Instruction —
In the entries below, find every line holding the string "canons" and collect it.

start Records for the task

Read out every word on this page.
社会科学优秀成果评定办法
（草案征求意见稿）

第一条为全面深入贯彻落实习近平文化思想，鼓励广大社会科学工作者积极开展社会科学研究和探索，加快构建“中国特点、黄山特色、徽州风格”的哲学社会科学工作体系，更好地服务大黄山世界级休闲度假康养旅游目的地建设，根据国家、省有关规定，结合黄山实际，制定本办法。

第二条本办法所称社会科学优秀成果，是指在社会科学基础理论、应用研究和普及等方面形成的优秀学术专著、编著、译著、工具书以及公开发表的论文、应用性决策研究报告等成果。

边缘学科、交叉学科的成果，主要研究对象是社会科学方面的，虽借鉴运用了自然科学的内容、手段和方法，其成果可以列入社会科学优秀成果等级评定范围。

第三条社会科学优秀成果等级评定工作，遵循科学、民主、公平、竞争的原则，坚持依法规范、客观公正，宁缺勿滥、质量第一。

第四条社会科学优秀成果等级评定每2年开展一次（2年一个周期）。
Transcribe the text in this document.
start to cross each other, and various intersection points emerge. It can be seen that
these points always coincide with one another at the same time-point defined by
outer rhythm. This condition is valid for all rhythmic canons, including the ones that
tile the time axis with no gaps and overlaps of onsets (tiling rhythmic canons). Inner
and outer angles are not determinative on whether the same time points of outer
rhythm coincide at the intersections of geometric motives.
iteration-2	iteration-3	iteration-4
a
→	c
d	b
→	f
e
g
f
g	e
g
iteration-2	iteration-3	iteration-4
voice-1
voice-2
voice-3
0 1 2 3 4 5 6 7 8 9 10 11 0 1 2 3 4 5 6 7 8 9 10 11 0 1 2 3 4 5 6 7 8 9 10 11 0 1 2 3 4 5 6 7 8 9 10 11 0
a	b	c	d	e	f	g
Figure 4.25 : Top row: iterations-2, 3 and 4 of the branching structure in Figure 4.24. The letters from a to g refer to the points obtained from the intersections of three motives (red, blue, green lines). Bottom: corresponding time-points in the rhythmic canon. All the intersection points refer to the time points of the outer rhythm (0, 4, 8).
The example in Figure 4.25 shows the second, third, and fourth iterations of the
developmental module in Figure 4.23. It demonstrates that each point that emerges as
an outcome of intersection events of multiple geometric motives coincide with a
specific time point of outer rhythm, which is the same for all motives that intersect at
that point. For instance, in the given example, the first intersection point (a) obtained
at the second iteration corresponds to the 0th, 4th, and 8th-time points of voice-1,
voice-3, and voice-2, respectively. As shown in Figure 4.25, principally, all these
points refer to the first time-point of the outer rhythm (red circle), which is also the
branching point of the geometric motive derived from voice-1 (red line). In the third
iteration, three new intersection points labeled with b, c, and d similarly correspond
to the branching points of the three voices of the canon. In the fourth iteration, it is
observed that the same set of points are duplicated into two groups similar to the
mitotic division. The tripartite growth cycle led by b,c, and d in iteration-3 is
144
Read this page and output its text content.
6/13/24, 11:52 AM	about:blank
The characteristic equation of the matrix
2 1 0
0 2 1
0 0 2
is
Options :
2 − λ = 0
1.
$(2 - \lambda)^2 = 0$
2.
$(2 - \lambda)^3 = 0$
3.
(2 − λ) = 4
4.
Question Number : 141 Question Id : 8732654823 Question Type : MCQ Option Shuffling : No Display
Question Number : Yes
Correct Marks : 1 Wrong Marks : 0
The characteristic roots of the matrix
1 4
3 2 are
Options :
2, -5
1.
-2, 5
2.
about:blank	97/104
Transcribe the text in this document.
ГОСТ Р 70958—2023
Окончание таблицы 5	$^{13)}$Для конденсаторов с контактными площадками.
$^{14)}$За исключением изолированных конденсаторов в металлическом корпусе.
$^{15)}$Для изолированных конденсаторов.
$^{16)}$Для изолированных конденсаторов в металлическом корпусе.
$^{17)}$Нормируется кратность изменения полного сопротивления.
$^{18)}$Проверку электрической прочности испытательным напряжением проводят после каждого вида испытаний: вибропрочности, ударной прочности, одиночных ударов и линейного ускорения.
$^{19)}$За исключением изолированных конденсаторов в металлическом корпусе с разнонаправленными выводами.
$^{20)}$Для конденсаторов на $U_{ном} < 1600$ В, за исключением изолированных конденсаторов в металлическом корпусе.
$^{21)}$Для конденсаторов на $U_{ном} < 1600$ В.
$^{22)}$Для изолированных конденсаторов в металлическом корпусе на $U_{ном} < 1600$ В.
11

end Records for the task

Written answer —
outer rhythm. This condition is valid for all rhythmic canons, including the ones that
tile the time axis with no gaps and overlaps of onsets (tiling rhythmic canons). Inner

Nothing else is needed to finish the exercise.